SELECTED TEXT:
Appetizers from Transylvania
We presented earlier some traditional Transylvanian main courses, desserts and drinks, but we somehow skipped over the appetizers of the region. So we we rectify our earlier omission with this entry. Before eating some pityókástokány or töltöttkáposzta, don’t forget to try one of these appetizers as well.
Padlizsánkrém – Eggplant cream
On every celebration – be it New Years Eve or a birthday –, Transylvanian people open their freezer and take out one of the plastic bags filled with eggplants roasted in August and make this delicious cream. Making these “eggplants bags” in August has got a tradition in Transylvania – it is similar to making zakuszka –, for example our family roasts like 50 kg of eggplant each year, to preserve it for the winter. Padlizsánkrém (or often called in Transylvania vinetta or vinette, from the Romanian word for eggplant) is really easy to make, it is basically the mixture of roasted, chopped eggplants, onion and oil. Some people add to the mixture some homemade mayonnaise as well, because it gives the cream a better texture and a more interesting flavor. Garlic is another optional component.

SET OF TASKS:
A – Repeat the part of the text on Transylvanian appetizers starting with "Padlizsánkrém – Eggplant" and going on through "another optional component.".
B – Pick up the text on Transylvanian appetizers after its last sentence and keep writing.
The records that follow have nothing to do with the text on Transylvanian appetizers.

PROVIDED INFORMATION:

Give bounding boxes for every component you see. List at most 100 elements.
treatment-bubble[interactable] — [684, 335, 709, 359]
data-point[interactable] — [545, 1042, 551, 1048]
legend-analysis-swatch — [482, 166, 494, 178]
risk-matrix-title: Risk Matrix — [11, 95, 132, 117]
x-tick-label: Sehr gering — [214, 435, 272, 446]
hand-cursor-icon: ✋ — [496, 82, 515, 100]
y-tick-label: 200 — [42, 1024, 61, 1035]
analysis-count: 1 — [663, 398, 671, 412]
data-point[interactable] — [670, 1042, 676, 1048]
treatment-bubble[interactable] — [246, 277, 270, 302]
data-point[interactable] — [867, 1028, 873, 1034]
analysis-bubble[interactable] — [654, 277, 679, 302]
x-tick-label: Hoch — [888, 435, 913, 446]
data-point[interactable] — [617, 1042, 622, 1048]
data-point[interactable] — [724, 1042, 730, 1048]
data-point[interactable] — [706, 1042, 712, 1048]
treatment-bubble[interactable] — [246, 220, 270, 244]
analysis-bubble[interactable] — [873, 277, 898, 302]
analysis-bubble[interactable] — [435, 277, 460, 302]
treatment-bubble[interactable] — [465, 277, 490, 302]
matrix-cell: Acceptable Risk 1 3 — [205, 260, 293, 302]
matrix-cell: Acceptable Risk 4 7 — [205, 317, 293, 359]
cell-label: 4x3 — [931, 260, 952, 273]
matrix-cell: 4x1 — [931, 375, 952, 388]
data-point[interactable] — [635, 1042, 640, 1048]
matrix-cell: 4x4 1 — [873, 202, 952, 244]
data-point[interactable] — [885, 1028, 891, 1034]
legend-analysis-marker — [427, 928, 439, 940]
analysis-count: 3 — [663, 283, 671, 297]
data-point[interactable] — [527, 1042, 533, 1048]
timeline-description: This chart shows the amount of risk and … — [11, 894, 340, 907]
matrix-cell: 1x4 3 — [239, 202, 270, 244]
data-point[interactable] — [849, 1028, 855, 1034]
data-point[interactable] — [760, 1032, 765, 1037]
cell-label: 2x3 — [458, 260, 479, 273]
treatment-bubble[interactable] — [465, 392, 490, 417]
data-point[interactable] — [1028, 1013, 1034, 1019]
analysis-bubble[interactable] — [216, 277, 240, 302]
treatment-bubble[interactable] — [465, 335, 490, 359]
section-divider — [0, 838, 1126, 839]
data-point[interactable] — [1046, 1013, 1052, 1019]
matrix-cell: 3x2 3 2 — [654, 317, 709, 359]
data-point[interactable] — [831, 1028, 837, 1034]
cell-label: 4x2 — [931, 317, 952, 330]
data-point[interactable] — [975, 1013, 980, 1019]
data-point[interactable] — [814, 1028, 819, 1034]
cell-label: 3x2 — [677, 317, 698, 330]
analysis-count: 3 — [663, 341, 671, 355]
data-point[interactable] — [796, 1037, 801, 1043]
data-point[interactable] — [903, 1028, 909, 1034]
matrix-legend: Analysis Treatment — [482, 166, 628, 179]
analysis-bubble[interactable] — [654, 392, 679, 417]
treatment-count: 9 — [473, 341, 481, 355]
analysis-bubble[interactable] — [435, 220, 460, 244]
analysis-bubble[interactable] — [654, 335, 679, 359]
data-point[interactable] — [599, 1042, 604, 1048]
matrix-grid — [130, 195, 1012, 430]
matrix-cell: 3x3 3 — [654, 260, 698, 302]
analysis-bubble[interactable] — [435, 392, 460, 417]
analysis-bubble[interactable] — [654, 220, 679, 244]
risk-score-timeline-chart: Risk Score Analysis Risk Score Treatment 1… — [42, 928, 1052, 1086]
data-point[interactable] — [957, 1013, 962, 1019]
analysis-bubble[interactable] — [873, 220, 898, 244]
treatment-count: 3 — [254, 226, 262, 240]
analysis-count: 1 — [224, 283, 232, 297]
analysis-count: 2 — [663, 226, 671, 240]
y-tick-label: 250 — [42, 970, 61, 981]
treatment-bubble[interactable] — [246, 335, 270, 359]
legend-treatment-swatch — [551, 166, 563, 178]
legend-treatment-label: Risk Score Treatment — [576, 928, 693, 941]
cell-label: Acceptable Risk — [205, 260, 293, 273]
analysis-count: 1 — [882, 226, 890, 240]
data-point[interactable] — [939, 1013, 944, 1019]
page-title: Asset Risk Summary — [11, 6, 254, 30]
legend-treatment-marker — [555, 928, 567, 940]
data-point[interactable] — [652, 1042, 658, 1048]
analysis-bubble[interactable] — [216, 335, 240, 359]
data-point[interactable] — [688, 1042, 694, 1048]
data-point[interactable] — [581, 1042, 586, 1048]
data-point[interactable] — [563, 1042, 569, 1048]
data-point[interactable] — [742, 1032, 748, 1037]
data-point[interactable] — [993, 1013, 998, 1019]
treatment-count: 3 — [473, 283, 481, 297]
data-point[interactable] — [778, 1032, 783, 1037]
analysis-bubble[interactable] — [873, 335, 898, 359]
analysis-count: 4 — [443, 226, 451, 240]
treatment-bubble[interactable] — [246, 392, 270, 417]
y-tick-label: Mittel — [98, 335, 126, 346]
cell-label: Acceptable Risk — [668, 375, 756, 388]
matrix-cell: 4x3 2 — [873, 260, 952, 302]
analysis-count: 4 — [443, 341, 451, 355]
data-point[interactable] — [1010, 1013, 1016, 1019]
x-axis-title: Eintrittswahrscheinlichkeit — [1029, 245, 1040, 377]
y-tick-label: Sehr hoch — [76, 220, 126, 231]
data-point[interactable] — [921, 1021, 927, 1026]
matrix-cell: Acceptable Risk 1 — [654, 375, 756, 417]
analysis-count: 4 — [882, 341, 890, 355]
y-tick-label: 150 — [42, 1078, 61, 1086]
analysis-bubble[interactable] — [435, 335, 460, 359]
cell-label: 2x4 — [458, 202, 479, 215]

OUTPUTS FOR THE TASKS:
A –
Padlizsánkrém – Eggplant cream
On every celebration – be it New Years Eve or a birthday –, Transylvanian people open their freezer and take out one of the plastic bags filled with eggplants roasted in August and make this delicious cream. Making these “eggplants bags” in August has got a tradition in Transylvania – it is similar to making zakuszka –, for example our family roasts like 50 kg of eggplant each year, to preserve it for the winter. Padlizsánkrém (or often called in Transylvania vinetta or vinette, from the Romanian word for eggplant) is really easy to make, it is basically the mixture of roasted, chopped eggplants, onion and oil. Some people add to the mixture some homemade mayonnaise as well, because it gives the cream a better texture and a more interesting flavor. Garlic is another optional component.

B –
France or Switzerland should not be the only countries famous for their traditional cheeses, as in our humble – and perhaps somewhat partial – opinion the cheeses of Romania are also worthy of international recognition. Produced with local, often home-made ingredients and with ancient recipes, Romanian cheeses are some really good appetizers. You can try the salty Telemea, made out of cow, sheep, goat or buffalo milk, which can be soft, semi-soft, or creamy, served in cubes and in salty brine. Or you may try the orda (urdă in Romanian), a silky, grainy and sweet-tasting paste, which is made of whey, a by-product of cheesemaking. And let’s not forget about túró (brânză in Romanian), which is the Transylvanian version of quark or quarg cheeses.
Körözött – túrócream
And after presenting a delicious cream and some tasty cheeses, why not mix those together into a cheese cream. The dish, called in Hungarian körözött is known in several countries of Eastern Europe, in Slovakia as Šmirkás, in Austria as Liptauer, in Serbia as Urnebes salata or “chaos salad” in Croatia and Albania as liptao. The körözött is made of sheep milk túró, mixed with butter, sour cream, ground paprika, cumin and onion. The cream is served on bread, toast, or as a filling in cold dishes such as stuffed tomatoes, peppers, or hard boiled eggs.
But if you eat in some little village in Transylvania don’t forget the ask for the appetizer of appetizers: a shot of home-made pálinka. On second thought, you probably won’t need to: pálinka is a basic welcome drink all over the region.
Title image: The körözött can be served on bread, toast, or as filling.